**Text block:**
════════════════
Is there anyone that WAS NOT bothered by singing the pledge of allegance?

For quite a while I have been noticing a kind of paranoia which I consider borderline tinfoil hattery in things as mundane as the pledge of allegance.

Are there any Dopers out there who just plain didn’t care? Because sometimes these kinds of discussions/debates can get so heated the Emperor’s New Clothes mentality sets in for some individuals- “If you said the pledge you’re just some mindless sheep under their clutches and its far too late for any tinfoil hat treatment to save you”

I don’t consider myself overly patriotic, but at the same time I am very laid back about most things. For me, the pledge was just another ritual we did at school- maybe some did it with fervor, but I think most people just went through the motions, not really caring one way or another.

We didn’t sing it, but only because there was no music. :smiley:

I have to say I was bothered by it. You can definitely find atheists, agnostics and other people who don’t like pledging who’ll say it’s not a big deal, though.

I had no problem saying it, although I left out the parts about “under god” (don’t believe in it) and “to the flag of” (I’ll pledge allegience to a nation and its principles, not to a piece of cloth).

Basically, my pledge ended up being:

I pledge allegience,
To the United States of America,
One Nation, indivisible,
With liberty and justice for all.

Short, and to the point.

Didn’t bother me at all.

I’ve always found the practice to be creepy. The school essentially forces students to pledge their allegiance to the country, whether they agree with the practice or not. I knew one student who chose not to stand during the pledge and, as a result, was forcibly erected by the teacher. That’s wrong. And of course, there’s the whole “under god” mess, but that’s another issue that’s been discussed ad nauseam.

I would have no problem if this practice were eradicated from all publicly funded schools, as it’s not something I want to be sponsoring.

We not only recited the pledge of allegiance, we also did the lord’s prayer. This is public school, mind you, not private/religious school. But it’s also the 1950s. At any rate, I certainly never gave it a second thought. It was just a meaningless ritual, a bunch of words I memorized and regurgitated on cue. None of it had any lasting effect on this non-flag-waving atheist, certainly (beyond the fact that, almost 50 years later, I can still spout them on demand!).

Not bothered at all. I can understand how some people would want to refrain from saying “Under God,” but since I believe in God, it isn’t a problem for me.

::Checks to see which forum this is in::

Personally I think it’s a ritual that has outlasted its time. When our nation was first being built I could understand the reasoning behind pledging allegance. It was important to built support for one nation instead of individual states. It was critical for all immigrants to bind into a single mindset of building a great nation.
════════════════
**Given information:**
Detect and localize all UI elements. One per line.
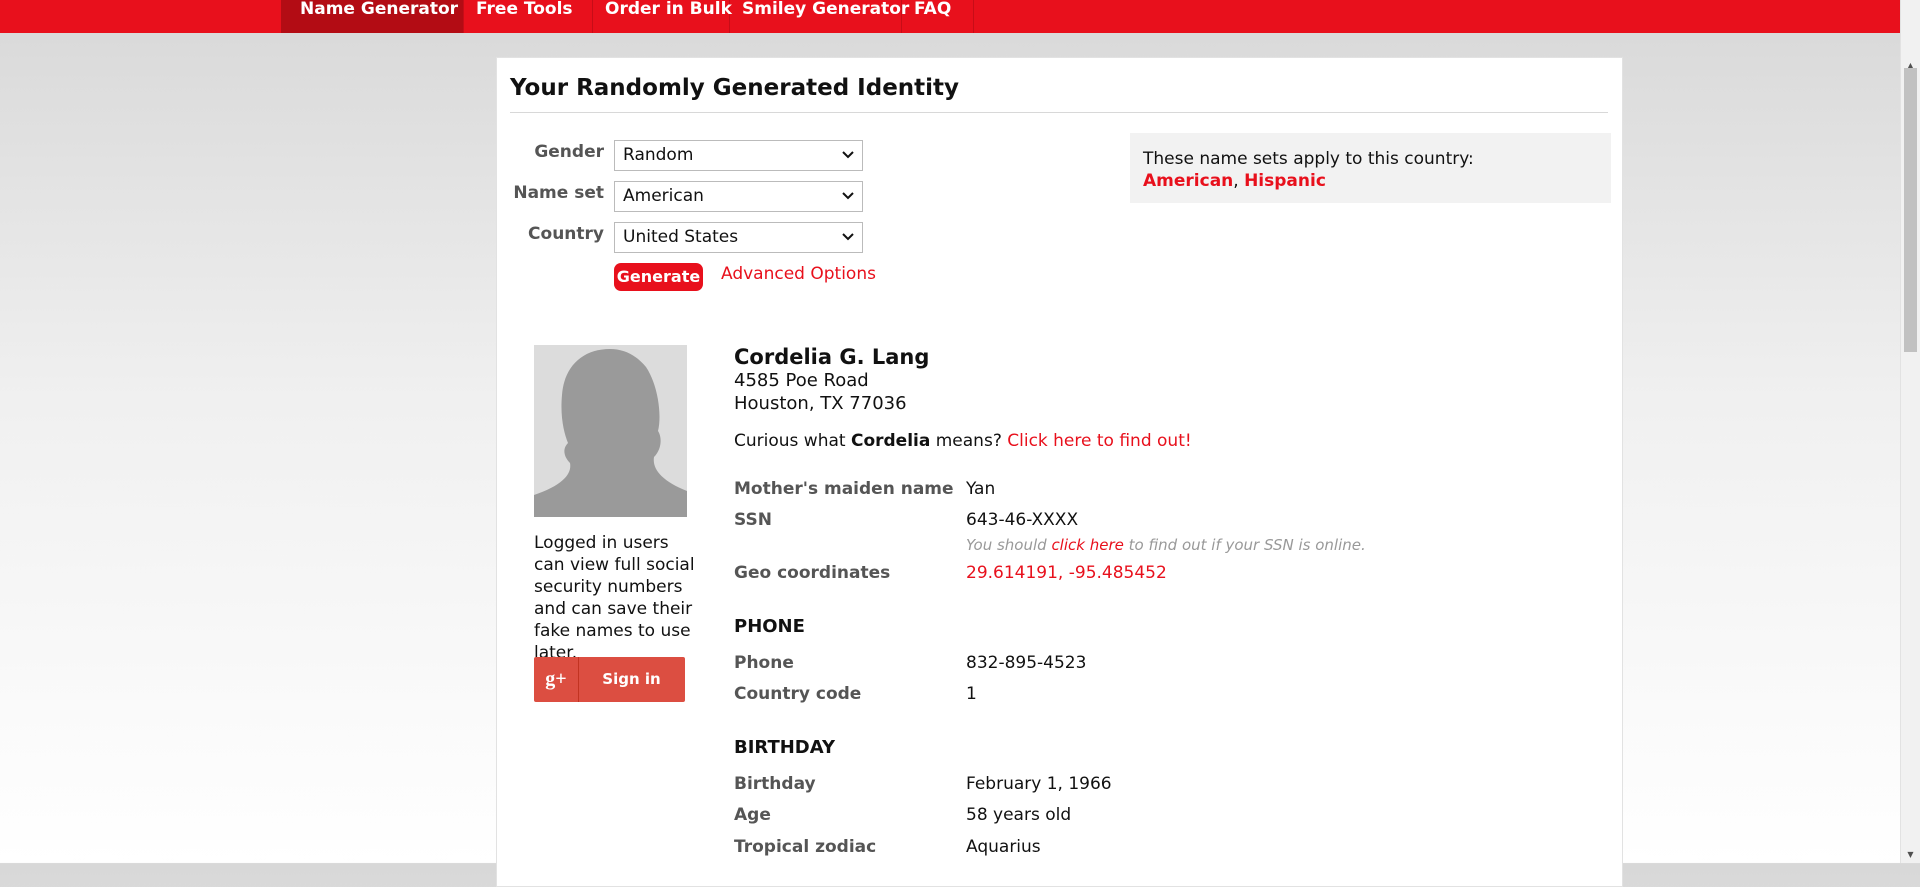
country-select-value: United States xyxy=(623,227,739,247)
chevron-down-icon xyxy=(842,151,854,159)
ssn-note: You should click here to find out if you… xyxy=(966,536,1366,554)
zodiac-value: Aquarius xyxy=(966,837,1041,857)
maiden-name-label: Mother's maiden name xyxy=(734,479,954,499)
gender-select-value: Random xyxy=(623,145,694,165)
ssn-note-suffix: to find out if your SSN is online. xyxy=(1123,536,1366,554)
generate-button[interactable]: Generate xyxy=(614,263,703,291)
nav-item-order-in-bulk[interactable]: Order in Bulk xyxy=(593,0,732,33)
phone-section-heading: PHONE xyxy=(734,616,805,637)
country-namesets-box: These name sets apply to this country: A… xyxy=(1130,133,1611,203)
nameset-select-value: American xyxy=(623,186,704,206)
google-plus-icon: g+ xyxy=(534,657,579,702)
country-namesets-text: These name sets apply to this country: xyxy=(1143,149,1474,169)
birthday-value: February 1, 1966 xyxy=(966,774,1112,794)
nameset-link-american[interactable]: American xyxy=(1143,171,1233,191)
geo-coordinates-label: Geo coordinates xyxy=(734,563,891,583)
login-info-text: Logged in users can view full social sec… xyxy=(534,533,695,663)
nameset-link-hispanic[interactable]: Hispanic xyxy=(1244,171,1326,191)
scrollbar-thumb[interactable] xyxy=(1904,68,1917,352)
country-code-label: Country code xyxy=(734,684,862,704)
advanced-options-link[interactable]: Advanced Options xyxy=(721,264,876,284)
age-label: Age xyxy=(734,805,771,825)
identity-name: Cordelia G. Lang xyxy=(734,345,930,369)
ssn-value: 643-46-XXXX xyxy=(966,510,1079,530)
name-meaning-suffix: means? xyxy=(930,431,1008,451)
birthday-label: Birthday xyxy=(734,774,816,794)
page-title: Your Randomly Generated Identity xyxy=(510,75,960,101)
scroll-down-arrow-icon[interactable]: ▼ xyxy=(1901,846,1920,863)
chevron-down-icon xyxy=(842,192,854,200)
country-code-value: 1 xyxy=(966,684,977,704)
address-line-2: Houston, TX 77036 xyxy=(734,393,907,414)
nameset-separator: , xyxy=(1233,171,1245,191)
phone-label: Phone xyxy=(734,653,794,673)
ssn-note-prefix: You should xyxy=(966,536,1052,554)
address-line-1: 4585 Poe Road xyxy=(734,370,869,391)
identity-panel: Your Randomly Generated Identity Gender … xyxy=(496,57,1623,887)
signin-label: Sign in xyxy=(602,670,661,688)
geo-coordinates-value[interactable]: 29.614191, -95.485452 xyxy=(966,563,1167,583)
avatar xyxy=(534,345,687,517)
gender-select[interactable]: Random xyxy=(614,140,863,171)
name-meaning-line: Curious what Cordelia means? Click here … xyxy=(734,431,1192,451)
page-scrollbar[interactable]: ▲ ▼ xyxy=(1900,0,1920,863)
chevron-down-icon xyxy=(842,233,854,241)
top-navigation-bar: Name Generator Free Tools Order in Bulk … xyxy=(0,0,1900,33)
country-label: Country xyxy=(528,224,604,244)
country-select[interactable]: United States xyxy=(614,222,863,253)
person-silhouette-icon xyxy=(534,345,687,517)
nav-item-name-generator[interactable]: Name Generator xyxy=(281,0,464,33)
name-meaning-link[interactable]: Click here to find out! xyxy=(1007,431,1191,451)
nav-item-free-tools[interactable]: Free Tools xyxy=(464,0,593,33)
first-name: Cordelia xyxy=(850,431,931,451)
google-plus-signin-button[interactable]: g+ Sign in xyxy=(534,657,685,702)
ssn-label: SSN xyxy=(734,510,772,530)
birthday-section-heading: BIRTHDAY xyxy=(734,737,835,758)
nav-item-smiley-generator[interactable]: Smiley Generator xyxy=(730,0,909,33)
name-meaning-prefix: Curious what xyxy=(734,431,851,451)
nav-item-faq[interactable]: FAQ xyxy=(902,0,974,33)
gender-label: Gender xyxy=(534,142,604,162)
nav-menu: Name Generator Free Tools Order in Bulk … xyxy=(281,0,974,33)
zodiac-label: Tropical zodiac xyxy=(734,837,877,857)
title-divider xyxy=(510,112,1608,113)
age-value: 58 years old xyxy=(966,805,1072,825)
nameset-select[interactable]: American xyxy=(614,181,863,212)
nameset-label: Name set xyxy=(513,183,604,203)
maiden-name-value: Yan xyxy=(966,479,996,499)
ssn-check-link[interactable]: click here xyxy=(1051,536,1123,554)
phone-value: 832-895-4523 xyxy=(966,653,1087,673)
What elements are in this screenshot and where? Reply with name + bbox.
════════════════
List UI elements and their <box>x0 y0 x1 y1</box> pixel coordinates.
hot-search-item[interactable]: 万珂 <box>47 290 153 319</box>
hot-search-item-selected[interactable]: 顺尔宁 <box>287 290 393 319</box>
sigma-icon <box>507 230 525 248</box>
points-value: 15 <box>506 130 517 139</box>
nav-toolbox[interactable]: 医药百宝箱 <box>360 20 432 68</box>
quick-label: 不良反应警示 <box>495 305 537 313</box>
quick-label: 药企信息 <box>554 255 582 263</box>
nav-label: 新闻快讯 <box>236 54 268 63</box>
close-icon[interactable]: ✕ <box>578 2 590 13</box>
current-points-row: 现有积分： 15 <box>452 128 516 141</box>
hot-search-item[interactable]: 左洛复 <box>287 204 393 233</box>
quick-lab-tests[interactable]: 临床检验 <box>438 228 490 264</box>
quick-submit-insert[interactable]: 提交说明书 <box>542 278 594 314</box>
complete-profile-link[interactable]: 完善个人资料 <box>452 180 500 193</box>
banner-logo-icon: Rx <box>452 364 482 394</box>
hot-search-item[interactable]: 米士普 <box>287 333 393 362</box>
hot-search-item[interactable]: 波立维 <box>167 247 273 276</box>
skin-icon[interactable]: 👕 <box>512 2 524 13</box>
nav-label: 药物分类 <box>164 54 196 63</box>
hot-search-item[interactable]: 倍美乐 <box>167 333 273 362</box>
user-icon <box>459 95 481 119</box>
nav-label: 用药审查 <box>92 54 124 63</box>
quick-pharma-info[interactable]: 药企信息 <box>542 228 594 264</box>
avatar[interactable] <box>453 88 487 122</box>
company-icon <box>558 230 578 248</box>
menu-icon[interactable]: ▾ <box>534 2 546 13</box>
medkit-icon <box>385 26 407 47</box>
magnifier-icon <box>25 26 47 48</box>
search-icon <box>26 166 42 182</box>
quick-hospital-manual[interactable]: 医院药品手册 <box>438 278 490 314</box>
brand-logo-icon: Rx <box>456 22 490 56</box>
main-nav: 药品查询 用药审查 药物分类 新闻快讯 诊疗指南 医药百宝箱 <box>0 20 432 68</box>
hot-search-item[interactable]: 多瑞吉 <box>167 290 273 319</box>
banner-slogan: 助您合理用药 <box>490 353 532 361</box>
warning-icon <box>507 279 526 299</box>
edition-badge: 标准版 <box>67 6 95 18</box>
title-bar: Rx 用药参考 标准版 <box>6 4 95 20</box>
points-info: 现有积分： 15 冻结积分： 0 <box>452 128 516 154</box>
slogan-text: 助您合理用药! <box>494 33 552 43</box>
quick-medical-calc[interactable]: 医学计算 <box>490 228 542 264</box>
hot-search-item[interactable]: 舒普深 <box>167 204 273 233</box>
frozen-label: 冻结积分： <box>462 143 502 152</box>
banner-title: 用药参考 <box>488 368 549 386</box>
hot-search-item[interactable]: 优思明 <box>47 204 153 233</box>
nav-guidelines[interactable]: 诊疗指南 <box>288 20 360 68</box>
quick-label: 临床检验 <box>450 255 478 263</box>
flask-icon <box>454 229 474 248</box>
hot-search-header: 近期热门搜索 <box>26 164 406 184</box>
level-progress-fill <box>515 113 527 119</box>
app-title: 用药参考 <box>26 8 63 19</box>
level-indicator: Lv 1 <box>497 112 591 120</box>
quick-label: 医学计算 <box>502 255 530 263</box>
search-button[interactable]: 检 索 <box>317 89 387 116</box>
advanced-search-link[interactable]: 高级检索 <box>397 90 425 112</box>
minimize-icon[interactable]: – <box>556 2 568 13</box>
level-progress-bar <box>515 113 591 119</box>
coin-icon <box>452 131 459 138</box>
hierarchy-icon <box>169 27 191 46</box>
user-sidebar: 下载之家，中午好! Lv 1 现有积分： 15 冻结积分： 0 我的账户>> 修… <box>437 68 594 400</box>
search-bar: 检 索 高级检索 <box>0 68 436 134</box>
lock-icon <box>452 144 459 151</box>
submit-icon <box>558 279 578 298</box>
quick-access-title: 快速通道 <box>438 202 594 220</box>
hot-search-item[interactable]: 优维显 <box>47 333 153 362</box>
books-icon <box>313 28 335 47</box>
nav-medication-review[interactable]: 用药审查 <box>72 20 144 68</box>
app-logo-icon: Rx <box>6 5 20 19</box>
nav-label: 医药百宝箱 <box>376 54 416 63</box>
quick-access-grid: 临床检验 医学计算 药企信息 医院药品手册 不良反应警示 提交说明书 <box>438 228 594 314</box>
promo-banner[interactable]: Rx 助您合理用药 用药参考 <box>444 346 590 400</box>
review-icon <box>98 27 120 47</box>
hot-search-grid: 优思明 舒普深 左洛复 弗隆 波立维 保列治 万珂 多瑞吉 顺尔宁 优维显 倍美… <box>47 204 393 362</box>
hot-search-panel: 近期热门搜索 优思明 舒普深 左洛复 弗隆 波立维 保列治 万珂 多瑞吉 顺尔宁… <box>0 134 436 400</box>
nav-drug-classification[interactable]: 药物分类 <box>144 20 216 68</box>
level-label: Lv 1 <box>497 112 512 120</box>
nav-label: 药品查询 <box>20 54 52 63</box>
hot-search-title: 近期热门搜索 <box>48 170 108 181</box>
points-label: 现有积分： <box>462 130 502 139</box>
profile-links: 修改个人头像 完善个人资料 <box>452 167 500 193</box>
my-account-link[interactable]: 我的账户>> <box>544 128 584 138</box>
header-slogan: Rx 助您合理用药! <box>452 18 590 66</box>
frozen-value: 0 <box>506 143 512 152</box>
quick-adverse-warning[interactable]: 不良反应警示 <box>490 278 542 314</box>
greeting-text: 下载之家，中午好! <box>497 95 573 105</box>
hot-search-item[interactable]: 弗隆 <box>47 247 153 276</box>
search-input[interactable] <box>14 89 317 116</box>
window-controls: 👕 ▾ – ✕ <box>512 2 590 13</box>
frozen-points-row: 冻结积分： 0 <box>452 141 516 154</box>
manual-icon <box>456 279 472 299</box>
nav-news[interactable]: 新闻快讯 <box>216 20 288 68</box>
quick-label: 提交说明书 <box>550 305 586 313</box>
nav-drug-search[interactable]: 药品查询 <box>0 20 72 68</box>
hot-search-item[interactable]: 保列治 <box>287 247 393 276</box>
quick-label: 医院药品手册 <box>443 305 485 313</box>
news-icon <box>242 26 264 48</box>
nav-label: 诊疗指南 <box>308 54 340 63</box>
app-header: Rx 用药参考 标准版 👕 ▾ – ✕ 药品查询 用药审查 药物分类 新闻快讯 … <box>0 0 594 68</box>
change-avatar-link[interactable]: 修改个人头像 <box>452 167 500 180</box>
════════════════
**Short problem 1:** In the pledge discussion, which two parts of the pledge did one poster leave out when saying it?
**Short problem 2:** In the rows, swap "Aquarius" for "Pisces" from the line with "country-select-value: United States" to the line with "birthday-value: February 1, 1966". Return only those lines, with everything else unchanged.
The rows are unrelated to the pledge discussion.

**Task solution 1:** "Under god" and "to the flag of."

**Task solution 2:**
country-select-value: United States xyxy=(623,227,739,247)
chevron-down-icon xyxy=(842,151,854,159)
ssn-note: You should click here to find out if you… xyxy=(966,536,1366,554)
zodiac-value: Pisces xyxy=(966,837,1041,857)
maiden-name-label: Mother's maiden name xyxy=(734,479,954,499)
gender-select-value: Random xyxy=(623,145,694,165)
ssn-note-suffix: to find out if your SSN is online. xyxy=(1123,536,1366,554)
generate-button[interactable]: Generate xyxy=(614,263,703,291)
nav-item-order-in-bulk[interactable]: Order in Bulk xyxy=(593,0,732,33)
phone-section-heading: PHONE xyxy=(734,616,805,637)
country-namesets-box: These name sets apply to this country: A… xyxy=(1130,133,1611,203)
nameset-select-value: American xyxy=(623,186,704,206)
google-plus-icon: g+ xyxy=(534,657,579,702)
country-namesets-text: These name sets apply to this country: xyxy=(1143,149,1474,169)
birthday-value: February 1, 1966 xyxy=(966,774,1112,794)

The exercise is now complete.